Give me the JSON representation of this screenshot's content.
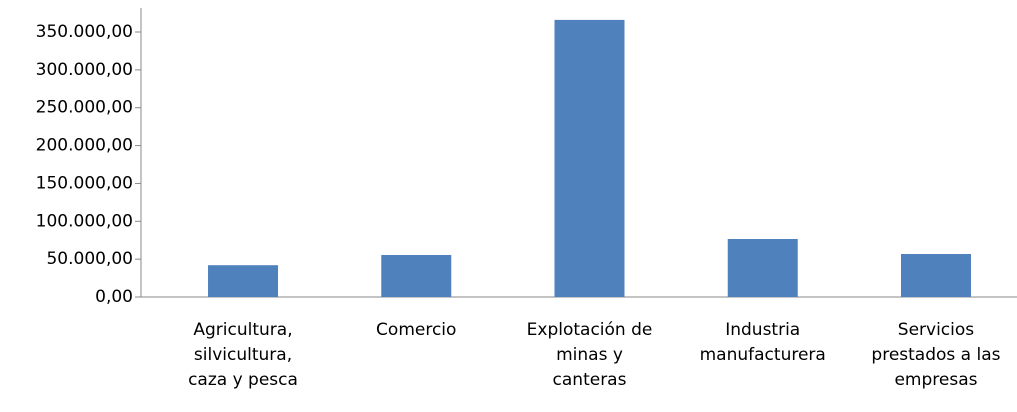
{
  "chart_data": {
    "type": "bar",
    "categories": [
      "Agricultura,\nsilvicultura,\ncaza y pesca",
      "Comercio",
      "Explotación de\nminas y\ncanteras",
      "Industria\nmanufacturera",
      "Servicios\nprestados a las\nempresas"
    ],
    "values": [
      42000,
      55500,
      366000,
      76600,
      56800
    ],
    "color": "#4f81bd",
    "ylim": [
      0,
      380000
    ],
    "yticks": [
      {
        "value": 0,
        "label": "0,00"
      },
      {
        "value": 50000,
        "label": "50.000,00"
      },
      {
        "value": 100000,
        "label": "100.000,00"
      },
      {
        "value": 150000,
        "label": "150.000,00"
      },
      {
        "value": 200000,
        "label": "200.000,00"
      },
      {
        "value": 250000,
        "label": "250.000,00"
      },
      {
        "value": 300000,
        "label": "300.000,00"
      },
      {
        "value": 350000,
        "label": "350.000,00"
      }
    ],
    "grid": false
  }
}
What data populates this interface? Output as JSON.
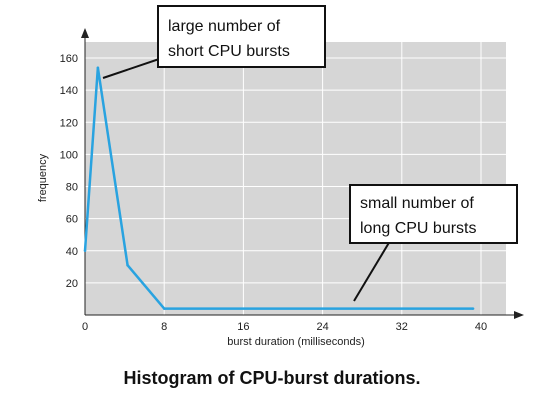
{
  "chart_data": {
    "type": "line",
    "xlabel": "burst duration (milliseconds)",
    "ylabel": "frequency",
    "xlim": [
      0,
      40
    ],
    "ylim": [
      0,
      170
    ],
    "x_ticks": [
      0,
      8,
      16,
      24,
      32,
      40
    ],
    "y_ticks": [
      20,
      40,
      60,
      80,
      100,
      120,
      140,
      160
    ],
    "grid": true,
    "series": [
      {
        "x": [
          0,
          1.3,
          4.3,
          8,
          39.2
        ],
        "y": [
          40,
          154,
          31,
          4,
          4
        ]
      }
    ],
    "annotations": [
      {
        "line1": "large number of",
        "line2": "short CPU bursts"
      },
      {
        "line1": "small number of",
        "line2": "long CPU bursts"
      }
    ],
    "colors": {
      "line": "#29a3e0",
      "plot_bg": "#d6d6d6",
      "grid": "#ffffff"
    }
  },
  "caption": "Histogram of CPU-burst durations."
}
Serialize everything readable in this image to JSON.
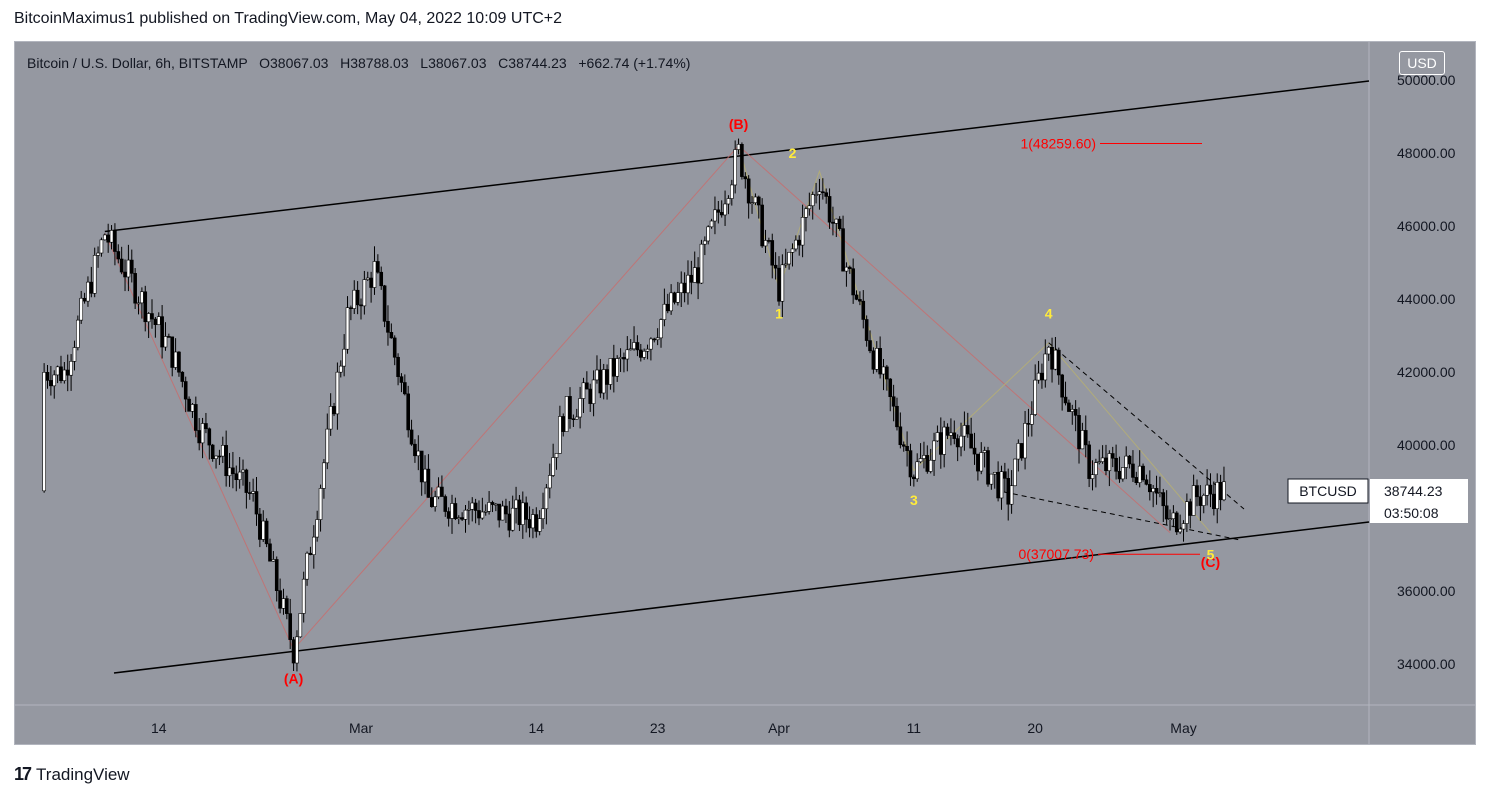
──────────
> **SHORT PROBLEM**: Pictures in the data above should not be copied; transcribe everything else exactly.

> **SOLUTION FOR THIS TASK**:
Give me the JSON representation of this screenshot's content.
{
  "chart_data": {
    "type": "bar",
    "categories": [
      "Agricultura,\nsilvicultura,\ncaza y pesca",
      "Comercio",
      "Explotación de\nminas y\ncanteras",
      "Industria\nmanufacturera",
      "Servicios\nprestados a las\nempresas"
    ],
    "values": [
      42000,
      55500,
      366000,
      76600,
      56800
    ],
    "color": "#4f81bd",
    "ylim": [
      0,
      380000
    ],
    "yticks": [
      {
        "value": 0,
        "label": "0,00"
      },
      {
        "value": 50000,
        "label": "50.000,00"
      },
      {
        "value": 100000,
        "label": "100.000,00"
      },
      {
        "value": 150000,
        "label": "150.000,00"
      },
      {
        "value": 200000,
        "label": "200.000,00"
      },
      {
        "value": 250000,
        "label": "250.000,00"
      },
      {
        "value": 300000,
        "label": "300.000,00"
      },
      {
        "value": 350000,
        "label": "350.000,00"
      }
    ],
    "grid": false
  }
}
What data populates this interface? Output as JSON.
{
  "chart_data": {
    "type": "line",
    "xlabel": "burst duration (milliseconds)",
    "ylabel": "frequency",
    "xlim": [
      0,
      40
    ],
    "ylim": [
      0,
      170
    ],
    "x_ticks": [
      0,
      8,
      16,
      24,
      32,
      40
    ],
    "y_ticks": [
      20,
      40,
      60,
      80,
      100,
      120,
      140,
      160
    ],
    "grid": true,
    "series": [
      {
        "x": [
          0,
          1.3,
          4.3,
          8,
          39.2
        ],
        "y": [
          40,
          154,
          31,
          4,
          4
        ]
      }
    ],
    "annotations": [
      {
        "line1": "large number of",
        "line2": "short CPU bursts"
      },
      {
        "line1": "small number of",
        "line2": "long CPU bursts"
      }
    ],
    "colors": {
      "line": "#29a3e0",
      "plot_bg": "#d6d6d6",
      "grid": "#ffffff"
    }
  },
  "caption": "Histogram of CPU-burst durations."
}
Serialize everything readable in this image to JSON.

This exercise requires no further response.